== WHAT IS EXPECTED ==
Pull out every line of the records that contains the string "Delete", matching case exactly, and copy each one.

== DATA FOR THE TASK ==
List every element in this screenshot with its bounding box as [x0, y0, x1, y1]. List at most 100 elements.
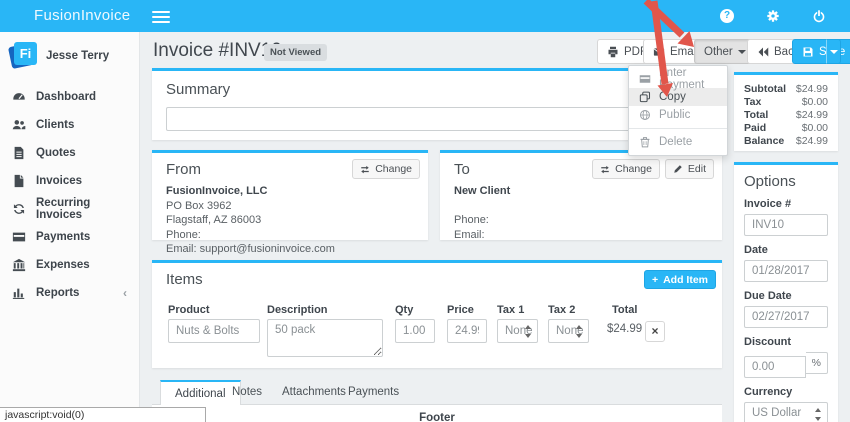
save-dropdown-toggle[interactable]	[826, 39, 841, 64]
plus-icon: +	[652, 274, 658, 286]
quotes-file-icon	[12, 146, 26, 160]
sidebar-item-recurring-invoices[interactable]: Recurring Invoices	[0, 195, 139, 223]
caret-down-icon	[738, 50, 746, 54]
qty-input[interactable]	[395, 319, 435, 343]
fusioninvoice-app: FusionInvoice ? Fi Jesse Terry Dashboard…	[0, 0, 850, 422]
tax1-select[interactable]: None	[497, 319, 538, 343]
from-phone: Phone:	[166, 228, 414, 243]
to-edit-button[interactable]: Edit	[665, 159, 714, 179]
page-title: Invoice #INV10	[153, 40, 282, 62]
menu-item-delete[interactable]: Delete	[629, 133, 727, 151]
credit-card-icon	[639, 73, 651, 85]
sidebar-item-invoices[interactable]: Invoices	[0, 167, 139, 195]
user-name: Jesse Terry	[46, 50, 109, 62]
summary-heading: Summary	[166, 81, 708, 98]
chevron-left-icon: ‹	[123, 286, 127, 300]
items-card: Items + Add Item Product Description Qty…	[152, 260, 722, 368]
tax-value: $0.00	[802, 96, 828, 109]
backward-icon	[757, 46, 769, 58]
sidebar-item-clients[interactable]: Clients	[0, 111, 139, 139]
options-heading: Options	[744, 173, 828, 190]
to-email: Email:	[454, 228, 708, 243]
brand-logo[interactable]: FusionInvoice	[34, 7, 130, 24]
tax-label: Tax	[744, 96, 761, 109]
balance-value: $24.99	[796, 135, 828, 148]
pencil-icon	[673, 164, 683, 174]
payments-credit-card-icon	[12, 230, 26, 244]
help-icon[interactable]: ?	[720, 9, 734, 23]
date-input[interactable]	[744, 260, 828, 282]
save-floppy-icon	[802, 46, 814, 58]
menu-item-public[interactable]: Public	[629, 106, 727, 124]
select-stepper-icon	[575, 325, 583, 339]
col-tax2: Tax 2	[548, 304, 575, 316]
expenses-bank-icon	[12, 258, 26, 272]
options-card: Options Invoice # Date Due Date Discount…	[734, 162, 838, 422]
discount-label: Discount	[744, 336, 828, 348]
date-label: Date	[744, 244, 828, 256]
hamburger-menu-icon[interactable]	[152, 8, 170, 24]
save-button[interactable]: Save	[792, 39, 850, 64]
add-item-button[interactable]: + Add Item	[644, 270, 716, 289]
sidebar-item-payments[interactable]: Payments	[0, 223, 139, 251]
to-client-name: New Client	[454, 184, 708, 199]
product-input[interactable]	[168, 319, 260, 343]
remove-item-button[interactable]: ×	[645, 321, 665, 342]
paid-value: $0.00	[802, 122, 828, 135]
from-email: Email: support@fusioninvoice.com	[166, 242, 414, 257]
sidebar-item-dashboard[interactable]: Dashboard	[0, 83, 139, 111]
percent-addon: %	[806, 352, 828, 374]
copy-icon	[639, 91, 651, 103]
price-input[interactable]	[447, 319, 487, 343]
sidebar-item-quotes[interactable]: Quotes	[0, 139, 139, 167]
from-address-line2: Flagstaff, AZ 86003	[166, 213, 414, 228]
sidebar-item-expenses[interactable]: Expenses	[0, 251, 139, 279]
subtotal-value: $24.99	[796, 83, 828, 96]
description-textarea[interactable]: 50 pack	[267, 319, 383, 357]
col-description: Description	[267, 304, 328, 316]
top-navbar: FusionInvoice ?	[0, 0, 850, 32]
col-qty: Qty	[395, 304, 413, 316]
from-change-button[interactable]: Change	[352, 159, 420, 179]
avatar: Fi	[10, 42, 37, 69]
user-profile[interactable]: Fi Jesse Terry	[0, 32, 139, 83]
tab-content: Footer	[152, 405, 722, 422]
to-change-button[interactable]: Change	[592, 159, 660, 179]
tab-payments[interactable]: Payments	[334, 380, 413, 405]
from-address-line1: PO Box 3962	[166, 199, 414, 214]
settings-gear-icon[interactable]	[766, 9, 780, 23]
item-row	[168, 319, 260, 343]
paid-label: Paid	[744, 122, 766, 135]
invoice-number-label: Invoice #	[744, 198, 828, 210]
total-label: Total	[744, 109, 768, 122]
tax2-select[interactable]: None	[548, 319, 589, 343]
tab-bar: Additional Notes Attachments Payments	[152, 380, 722, 405]
trash-icon	[639, 136, 651, 148]
total-value: $24.99	[796, 109, 828, 122]
col-total: Total	[612, 304, 637, 316]
currency-select[interactable]: US Dollar	[744, 402, 828, 422]
invoices-file-icon	[12, 174, 26, 188]
link-status-bar: javascript:void(0)	[0, 407, 206, 422]
logout-power-icon[interactable]	[812, 9, 826, 23]
caret-down-icon	[830, 50, 838, 54]
sidebar: Fi Jesse Terry Dashboard Clients Quotes …	[0, 32, 140, 422]
from-card: From Change FusionInvoice, LLC PO Box 39…	[152, 150, 428, 240]
totals-card: Subtotal $24.99 Tax $0.00 Total $24.99 Paid…	[734, 72, 838, 151]
discount-input[interactable]	[744, 356, 806, 378]
summary-input[interactable]	[166, 107, 708, 131]
invoice-number-input[interactable]	[744, 214, 828, 236]
subtotal-label: Subtotal	[744, 83, 786, 96]
other-dropdown-menu: Enter Payment Copy Public Delete	[628, 65, 728, 156]
envelope-icon	[653, 46, 665, 58]
due-date-input[interactable]	[744, 306, 828, 328]
sidebar-item-reports[interactable]: Reports ‹	[0, 279, 139, 307]
row-total: $24.99	[607, 323, 642, 335]
exchange-icon	[360, 164, 370, 174]
items-heading: Items	[166, 271, 708, 288]
from-company: FusionInvoice, LLC	[166, 184, 414, 199]
select-stepper-icon	[524, 325, 532, 339]
due-date-label: Due Date	[744, 290, 828, 302]
menu-item-enter-payment[interactable]: Enter Payment	[629, 70, 727, 88]
col-price: Price	[447, 304, 474, 316]
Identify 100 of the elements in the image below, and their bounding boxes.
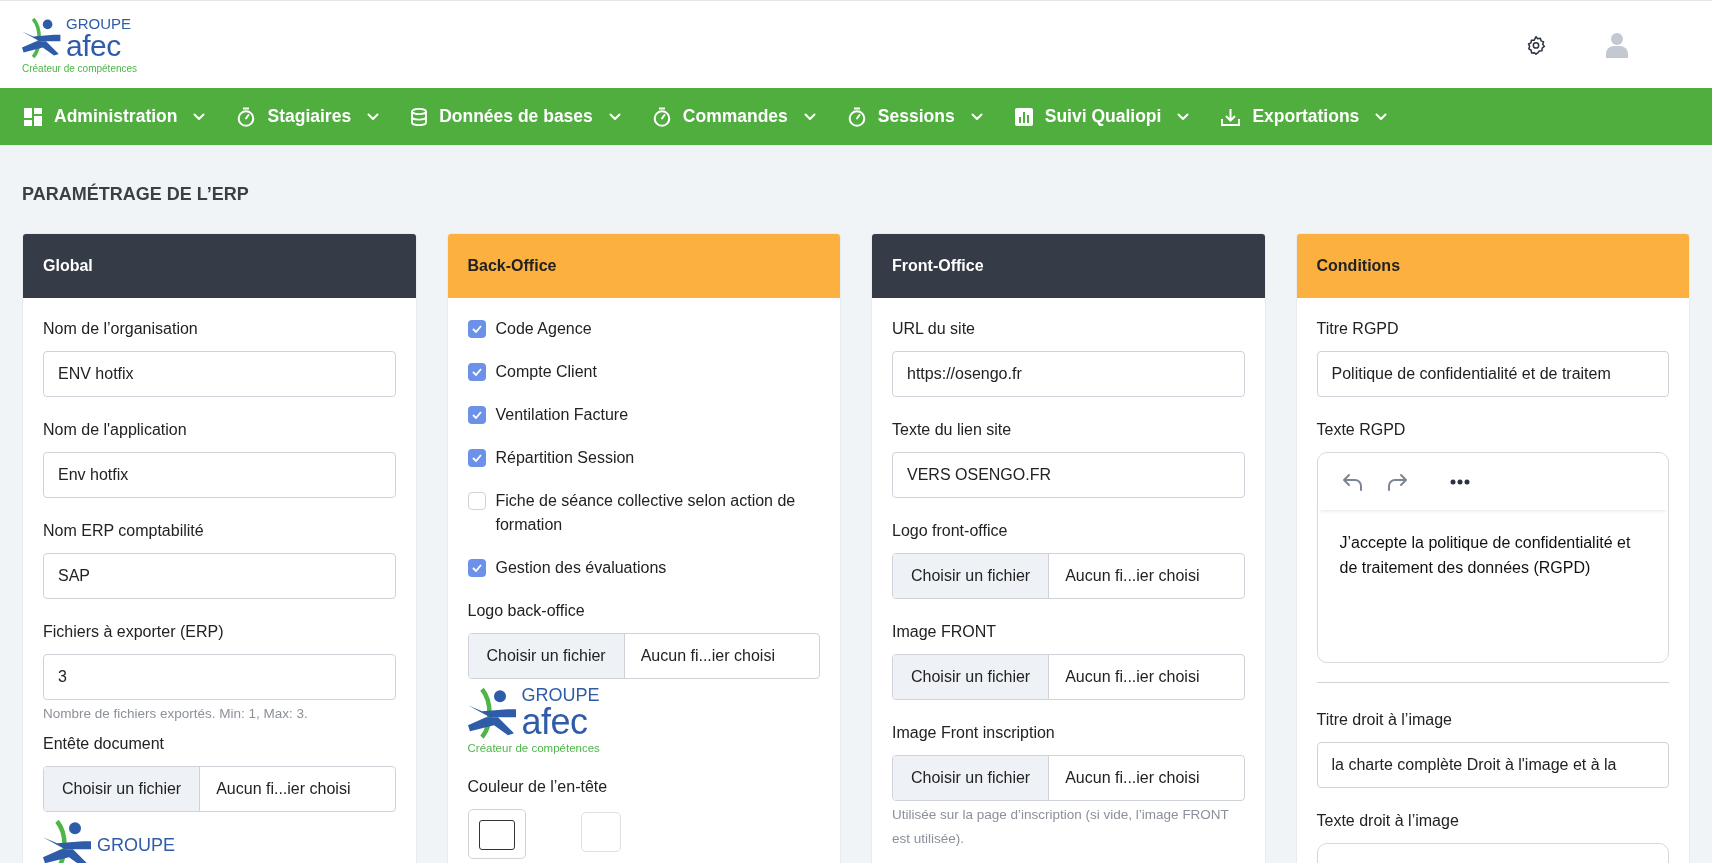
chevron-down-icon bbox=[608, 112, 621, 121]
field-label: Nom de l’organisation bbox=[43, 319, 199, 339]
field-label: Texte RGPD bbox=[1316, 420, 1407, 440]
file-status: Aucun fi...ier choisi bbox=[1064, 667, 1201, 687]
user-icon bbox=[1606, 31, 1628, 58]
bar-chart-icon bbox=[1014, 107, 1033, 126]
text-field[interactable]: Env hotfix bbox=[43, 452, 396, 498]
checkbox[interactable] bbox=[467, 406, 486, 424]
text-field[interactable]: SAP bbox=[43, 553, 396, 599]
undo-icon bbox=[1341, 471, 1364, 492]
field-label: URL du site bbox=[892, 319, 976, 339]
checkbox-label: Compte Client bbox=[495, 362, 597, 382]
field-label: Titre droit à l’image bbox=[1316, 710, 1453, 730]
text-field[interactable]: VERS OSENGO.FR bbox=[892, 452, 1245, 498]
stopwatch-icon bbox=[652, 106, 671, 127]
file-input[interactable]: Choisir un fichier Aucun fi...ier choisi bbox=[43, 766, 396, 812]
color-picker[interactable] bbox=[467, 809, 526, 859]
more-icon bbox=[1449, 478, 1470, 485]
text-field[interactable]: ENV hotfix bbox=[43, 351, 396, 397]
more-button[interactable] bbox=[1449, 478, 1470, 485]
checkbox-label: Répartition Session bbox=[495, 448, 635, 468]
field-label: Couleur de l’en-tête bbox=[467, 777, 609, 797]
field-label: Entête document bbox=[43, 734, 165, 754]
checkmark-icon bbox=[471, 411, 482, 419]
settings-button[interactable] bbox=[1526, 34, 1546, 55]
field-label: Image FRONT bbox=[892, 622, 997, 642]
download-icon bbox=[1221, 107, 1241, 126]
logo-label: GROUPE bbox=[97, 836, 175, 855]
logo-mark-icon bbox=[43, 819, 93, 863]
page-title: PARAMÉTRAGE DE L’ERP bbox=[22, 183, 250, 205]
field-label: Logo front-office bbox=[892, 521, 1009, 541]
text-field[interactable]: Politique de confidentialité et de traitem bbox=[1316, 351, 1669, 397]
logo-tagline: Créateur de compétences bbox=[22, 62, 138, 74]
editor-text: J’accepte la politique de confidentialité et de traitement des données (RGPD) bbox=[1338, 533, 1632, 578]
field-label: Texte du lien site bbox=[892, 420, 1013, 440]
file-status: Aucun fi...ier choisi bbox=[1064, 768, 1201, 788]
file-status: Aucun fi...ier choisi bbox=[215, 779, 352, 799]
field-label: Nom ERP comptabilité bbox=[43, 521, 205, 541]
redo-button[interactable] bbox=[1385, 471, 1408, 492]
color-swatch[interactable] bbox=[580, 812, 621, 852]
card-header: Back-Office bbox=[447, 234, 840, 298]
file-input[interactable]: Choisir un fichier Aucun fi...ier choisi bbox=[892, 553, 1245, 599]
checkmark-icon bbox=[471, 325, 482, 333]
card-header: Front-Office bbox=[872, 234, 1265, 298]
choose-file-button[interactable]: Choisir un fichier bbox=[893, 756, 1050, 800]
choose-file-button[interactable]: Choisir un fichier bbox=[893, 554, 1050, 598]
text-field[interactable]: https://osengo.fr bbox=[892, 351, 1245, 397]
card-header: Global bbox=[23, 234, 416, 298]
undo-button[interactable] bbox=[1341, 471, 1364, 492]
logo-label: GROUPE bbox=[66, 15, 131, 31]
chevron-down-icon bbox=[367, 112, 380, 121]
text-field[interactable]: la charte complète Droit à l'image et à la bbox=[1316, 742, 1669, 788]
logo-wordmark: afec bbox=[66, 30, 121, 61]
logo-wordmark: afec bbox=[521, 704, 589, 740]
checkbox-label: Code Agence bbox=[495, 319, 592, 339]
settings-icon bbox=[1526, 34, 1546, 55]
card-header: Conditions bbox=[1296, 234, 1689, 298]
checkbox-label: Fiche de séance collective selon action de formation bbox=[495, 491, 797, 535]
field-label: Logo back-office bbox=[467, 601, 586, 621]
stopwatch-icon bbox=[847, 106, 866, 127]
user-avatar-button[interactable] bbox=[1606, 31, 1628, 58]
file-input[interactable]: Choisir un fichier Aucun fi...ier choisi bbox=[892, 654, 1245, 700]
choose-file-button[interactable]: Choisir un fichier bbox=[893, 655, 1050, 699]
redo-icon bbox=[1385, 471, 1408, 492]
text-field[interactable]: 3 bbox=[43, 654, 396, 700]
chevron-down-icon bbox=[803, 112, 816, 121]
file-input[interactable]: Choisir un fichier Aucun fi...ier choisi bbox=[892, 755, 1245, 801]
file-status: Aucun fi...ier choisi bbox=[639, 646, 776, 666]
database-icon bbox=[411, 107, 428, 126]
checkmark-icon bbox=[471, 454, 482, 462]
rich-text-editor[interactable]: J’accepte la politique de confidentialité et de traitement des données (RGPD) bbox=[1316, 452, 1669, 663]
checkbox[interactable] bbox=[467, 363, 486, 381]
dashboard-icon bbox=[24, 107, 42, 126]
chevron-down-icon bbox=[1177, 112, 1190, 121]
field-label: Fichiers à exporter (ERP) bbox=[43, 622, 225, 642]
field-label: Titre RGPD bbox=[1316, 319, 1400, 339]
checkmark-icon bbox=[471, 368, 482, 376]
checkbox[interactable] bbox=[467, 320, 486, 338]
logo-mark-icon bbox=[22, 17, 62, 59]
checkbox-label: Ventilation Facture bbox=[495, 405, 629, 425]
stopwatch-icon bbox=[237, 106, 256, 127]
logo-label: GROUPE bbox=[521, 686, 600, 704]
chevron-down-icon bbox=[970, 112, 983, 121]
chevron-down-icon bbox=[193, 112, 206, 121]
field-label: Nom de l'application bbox=[43, 420, 188, 440]
checkmark-icon bbox=[471, 564, 482, 572]
field-label: Image Front inscription bbox=[892, 723, 1056, 743]
logo-tagline: Créateur de compétences bbox=[467, 742, 601, 754]
checkbox[interactable] bbox=[467, 492, 486, 510]
logo-mark-icon bbox=[467, 686, 518, 740]
chevron-down-icon bbox=[1375, 112, 1388, 121]
checkbox[interactable] bbox=[467, 559, 486, 577]
choose-file-button[interactable]: Choisir un fichier bbox=[468, 634, 625, 678]
checkbox-label: Gestion des évaluations bbox=[495, 558, 667, 578]
choose-file-button[interactable]: Choisir un fichier bbox=[44, 767, 201, 811]
file-input[interactable]: Choisir un fichier Aucun fi...ier choisi bbox=[467, 633, 820, 679]
file-status: Aucun fi...ier choisi bbox=[1064, 566, 1201, 586]
field-label: Texte droit à l’image bbox=[1316, 811, 1460, 831]
checkbox[interactable] bbox=[467, 449, 486, 467]
field-hint: Utilisée sur la page d’inscription (si vide, l’image FRONT est utilisée). bbox=[892, 806, 1230, 848]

== RESPONSE TO THE EXERCISE ==
menu-item-delete[interactable]: Delete	[629, 133, 727, 151]
other-dropdown-menu: Enter Payment Copy Public Delete	[628, 65, 728, 156]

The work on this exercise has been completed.